From the football preview below, quote everything from "An early-season injury" down to "better than 5.5." word for word.

**Text section:**
________

If there’s one concern for Cincinnati, it’s on special teams. The Bearcats have shuffled between three different kickers this year, and they combine to nail 7-of-16 field goal attempts. Cincinnati is 3-of-8 in the 30-39 range and 0-3 in the 40-49 range. Thus, recent history isn’t on the Bearcats’ side if this game is decided by a foot in the final seconds.

Houston players to watch

Similar to Cincinnati, the Dana Holgorsen era has been strongly associated with one quarterback. Clayton Tune is in his third year as the Cougars starting quarterback, and this go-around has been his best yet — by a landslide. Tune started the year with a rough 4-interception showing against Texas Tech, but the quarterback maintained his poise as one of the chief architects behind Houston’s 11-1 season.

Tune completed under 60 percent of his attempts in 2018, 2019, and 2020. That number skyrocketed to 68.7 percent this year. Tune’s accuracy has been demonstrated in his impressive 26-to-8 touchdown-to-interception ratio. The junior took excellent care of the ball during a 5-game midseason stretch where he didn’t toss a single interception, while delivering multiple touchdown passes in each of those outings. Houston’s offense relies more on the aerial attack and when needed most, Tune stepped up to the occasion. He totaled a career-best 412 passing yards and four touchdowns in Houston’s signature win over SMU on Oct. 30.

An early-season injury limited Tune’s mobility, but he’s increasing its utilization as the injury becomes more distant. But Houston’s running game is headlined by a true freshman halfback in Alton McCaskill who became a touchdown machine from the get-go. The youngster is ninth in the FBS with 16 rushing scores, and he improves with each taste of experience. Heading into the AAC Championship Game, McCaskill rides a four-game streak of rushing averages better than 5.5.

When it comes to the receiving group, there is a clear No. 1 target. Nathaniel “Tank” Dell registered 71 receptions, 1,027 yards, and 11 touchdowns in the regular season — the second place numbers in each category are 34 receptions, 470 yards, and five touchdowns. One-on-one man coverage doesn’t normally do the trick against Dell, and the star wideout has a knack for finding openings on third down. Saturday will be his greatest test of his career against Cincinnati’s top-tier secondary, so Dell hopes the production can sustain.

Other premier targets in Houston’s offense include wide receiver Jeremy Singleton and tight end Christian Trahan. Singleton is a quick slant specialist and vertical threat, with an eye-opening average of 18.1 yards per reception to go along with five touchdowns. Trahan is a reliable option often inhabiting the center of the field and he’s closing in on 1,000 receiving yards in his Cougar career.

________

**Items:**
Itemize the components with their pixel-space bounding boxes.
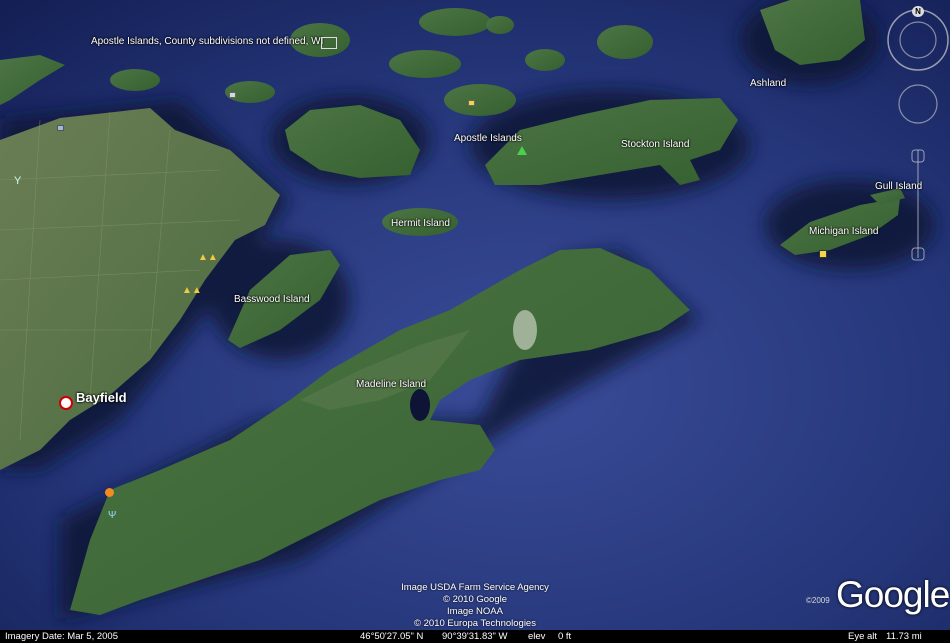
poi-icon[interactable] [229, 92, 236, 98]
bar-icon[interactable]: Y [14, 175, 21, 187]
move-joystick[interactable] [899, 85, 937, 123]
lighthouse-icon[interactable] [468, 100, 475, 106]
label-madeline-island[interactable]: Madeline Island [356, 379, 426, 390]
zoom-in-button[interactable] [912, 150, 924, 162]
campground-icon[interactable]: ▲▲ [198, 252, 218, 263]
label-hermit-island[interactable]: Hermit Island [391, 218, 450, 229]
label-stockton-island[interactable]: Stockton Island [621, 139, 689, 150]
label-bayfield[interactable]: Bayfield [76, 390, 127, 405]
zoom-slider[interactable] [916, 165, 920, 245]
label-apostle-islands[interactable]: Apostle Islands [454, 133, 522, 144]
top-notice-label: Apostle Islands, County subdivisions not… [91, 36, 324, 47]
longitude-readout: 90°39'31.83" W [442, 631, 508, 642]
credit-line: © 2010 Google [442, 594, 508, 605]
look-joystick[interactable] [886, 10, 950, 74]
poi-icon[interactable] [57, 125, 64, 131]
map-view[interactable]: Apostle Islands, County subdivisions not… [0, 0, 950, 643]
status-bar: Imagery Date: Mar 5, 2005 46°50'27.05" N… [0, 630, 950, 643]
logo-year: ©2009 [806, 596, 830, 605]
credit-line: Image NOAA [447, 606, 503, 617]
town-marker-icon[interactable] [59, 396, 73, 410]
credit-line: © 2010 Europa Technologies [414, 618, 536, 629]
lighthouse-icon[interactable] [819, 250, 827, 258]
imagery-credits: Image USDA Farm Service Agency © 2010 Go… [340, 582, 610, 630]
imagery-date: Imagery Date: Mar 5, 2005 [5, 631, 118, 642]
satellite-imagery [0, 0, 950, 643]
latitude-readout: 46°50'27.05" N [360, 631, 424, 642]
campground-icon[interactable]: ▲▲ [182, 285, 202, 296]
label-ashland[interactable]: Ashland [750, 78, 786, 89]
label-basswood-island[interactable]: Basswood Island [234, 294, 310, 305]
region-box-icon[interactable] [321, 37, 337, 49]
google-logo: Google [836, 574, 950, 615]
label-michigan-island[interactable]: Michigan Island [809, 226, 878, 237]
park-tree-icon[interactable] [517, 146, 527, 155]
eye-altitude-label: Eye alt [848, 631, 878, 642]
poi-icon[interactable] [105, 488, 114, 497]
elevation-value: 0 ft [558, 631, 572, 642]
credit-line: Image USDA Farm Service Agency [401, 582, 549, 593]
elevation-label: elev [528, 631, 546, 642]
restaurant-icon[interactable]: Ψ [108, 510, 116, 521]
eye-altitude-value: 11.73 mi [886, 631, 922, 642]
zoom-out-button[interactable] [912, 248, 924, 260]
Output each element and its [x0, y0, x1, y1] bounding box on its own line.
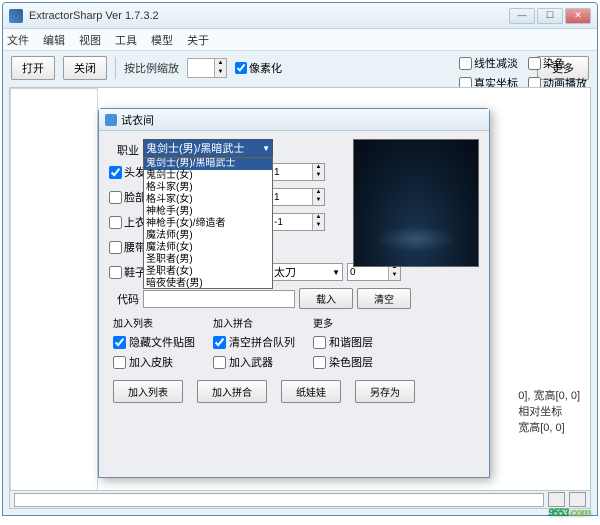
add-list-button[interactable]: 加入列表 — [113, 380, 183, 403]
add-skin-checkbox[interactable]: 加入皮肤 — [113, 354, 195, 370]
menu-file[interactable]: 文件 — [7, 32, 29, 48]
menu-view[interactable]: 视图 — [79, 32, 101, 48]
job-dropdown[interactable]: 鬼剑士(男)/黑暗武士 鬼剑士(女) 格斗家(男) 格斗家(女) 神枪手(男) … — [143, 157, 273, 289]
info-line: 宽高[0, 0] — [518, 420, 580, 436]
info-line: 相对坐标 — [518, 404, 580, 420]
dye-checkbox[interactable]: 染色 — [528, 55, 587, 71]
paper-doll-button[interactable]: 纸娃娃 — [281, 380, 341, 403]
job-option[interactable]: 暗夜使者(男) — [144, 278, 272, 289]
dialog-icon — [105, 114, 117, 126]
file-tree[interactable] — [10, 88, 98, 492]
add-merge-button[interactable]: 加入拼合 — [197, 380, 267, 403]
titlebar: ExtractorSharp Ver 1.7.3.2 — ☐ ✕ — [3, 3, 597, 29]
display-options: 线性减淡 染色 真实坐标 动画播放 — [459, 55, 587, 91]
job-option[interactable]: 圣职者(女) — [144, 266, 272, 278]
scale-spinner[interactable]: ▲▼ — [187, 58, 227, 78]
harmony-layer-checkbox[interactable]: 和谐图层 — [313, 334, 373, 350]
menu-about[interactable]: 关于 — [187, 32, 209, 48]
job-option[interactable]: 圣职者(男) — [144, 254, 272, 266]
chevron-down-icon: ▼ — [262, 144, 270, 153]
dialog-title: 试衣间 — [121, 112, 154, 128]
window-title: ExtractorSharp Ver 1.7.3.2 — [29, 10, 509, 22]
load-button[interactable]: 载入 — [299, 288, 353, 309]
path-input[interactable] — [14, 493, 544, 507]
info-panel: 0], 宽高[0, 0] 相对坐标 宽高[0, 0] — [518, 388, 580, 436]
open-button[interactable]: 打开 — [11, 56, 55, 80]
job-option[interactable]: 格斗家(男) — [144, 182, 272, 194]
job-label: 职业 — [109, 139, 139, 158]
hide-file-img-checkbox[interactable]: 隐藏文件贴图 — [113, 334, 195, 350]
pixelate-checkbox[interactable]: 像素化 — [235, 60, 282, 76]
app-icon — [9, 9, 23, 23]
status-bar — [10, 490, 590, 508]
code-label: 代码 — [109, 291, 139, 307]
job-option[interactable]: 神枪手(女)/缔造者 — [144, 218, 272, 230]
scale-label: 按比例缩放 — [124, 60, 179, 76]
dialog-titlebar[interactable]: 试衣间 — [99, 109, 489, 131]
menubar: 文件 编辑 视图 工具 模型 关于 — [3, 29, 597, 51]
fitting-room-dialog: 试衣间 职业 鬼剑士(男)/黑暗武士▼ 鬼剑士(男)/黑暗武士 鬼剑士(女) 格… — [98, 108, 490, 478]
menu-edit[interactable]: 编辑 — [43, 32, 65, 48]
close-button[interactable]: ✕ — [565, 8, 591, 24]
section-more: 更多 — [313, 315, 333, 330]
job-option[interactable]: 格斗家(女) — [144, 194, 272, 206]
linear-dim-checkbox[interactable]: 线性减淡 — [459, 55, 518, 71]
scale-input[interactable] — [188, 59, 214, 77]
job-select[interactable]: 鬼剑士(男)/黑暗武士▼ 鬼剑士(男)/黑暗武士 鬼剑士(女) 格斗家(男) 格… — [143, 139, 273, 157]
job-option[interactable]: 魔法师(女) — [144, 242, 272, 254]
menu-tool[interactable]: 工具 — [115, 32, 137, 48]
maximize-button[interactable]: ☐ — [537, 8, 563, 24]
clear-button[interactable]: 清空 — [357, 288, 411, 309]
add-weapon-checkbox[interactable]: 加入武器 — [213, 354, 295, 370]
chevron-down-icon: ▼ — [332, 268, 340, 277]
job-option[interactable]: 魔法师(男) — [144, 230, 272, 242]
close-file-button[interactable]: 关闭 — [63, 56, 107, 80]
menu-model[interactable]: 模型 — [151, 32, 173, 48]
minimize-button[interactable]: — — [509, 8, 535, 24]
save-as-button[interactable]: 另存为 — [355, 380, 415, 403]
pants-spinner[interactable]: ▲▼ — [271, 213, 325, 231]
job-option[interactable]: 神枪手(男) — [144, 206, 272, 218]
down-icon[interactable]: ▼ — [215, 68, 226, 77]
weapon-type-select[interactable]: 太刀▼ — [271, 263, 343, 281]
dye-layer-checkbox[interactable]: 染色图层 — [313, 354, 373, 370]
cap-spinner[interactable]: ▲▼ — [271, 163, 325, 181]
section-add-merge: 加入拼合 — [213, 315, 253, 330]
clear-merge-queue-checkbox[interactable]: 清空拼合队列 — [213, 334, 295, 350]
info-line: 0], 宽高[0, 0] — [518, 388, 580, 404]
section-add-list: 加入列表 — [113, 315, 153, 330]
up-icon[interactable]: ▲ — [215, 59, 226, 68]
code-input[interactable] — [143, 290, 295, 308]
job-option[interactable]: 鬼剑士(男)/黑暗武士 — [144, 158, 272, 170]
watermark: 9553.com — [548, 503, 590, 521]
neck-spinner[interactable]: ▲▼ — [271, 188, 325, 206]
separator — [115, 57, 116, 79]
job-option[interactable]: 鬼剑士(女) — [144, 170, 272, 182]
preview-area — [353, 139, 479, 267]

________

**Solution to this problem:**
An early-season injury limited Tune’s mobility, but he’s increasing its utilization as the injury becomes more distant. But Houston’s running game is headlined by a true freshman halfback in Alton McCaskill who became a touchdown machine from the get-go. The youngster is ninth in the FBS with 16 rushing scores, and he improves with each taste of experience. Heading into the AAC Championship Game, McCaskill rides a four-game streak of rushing averages better than 5.5.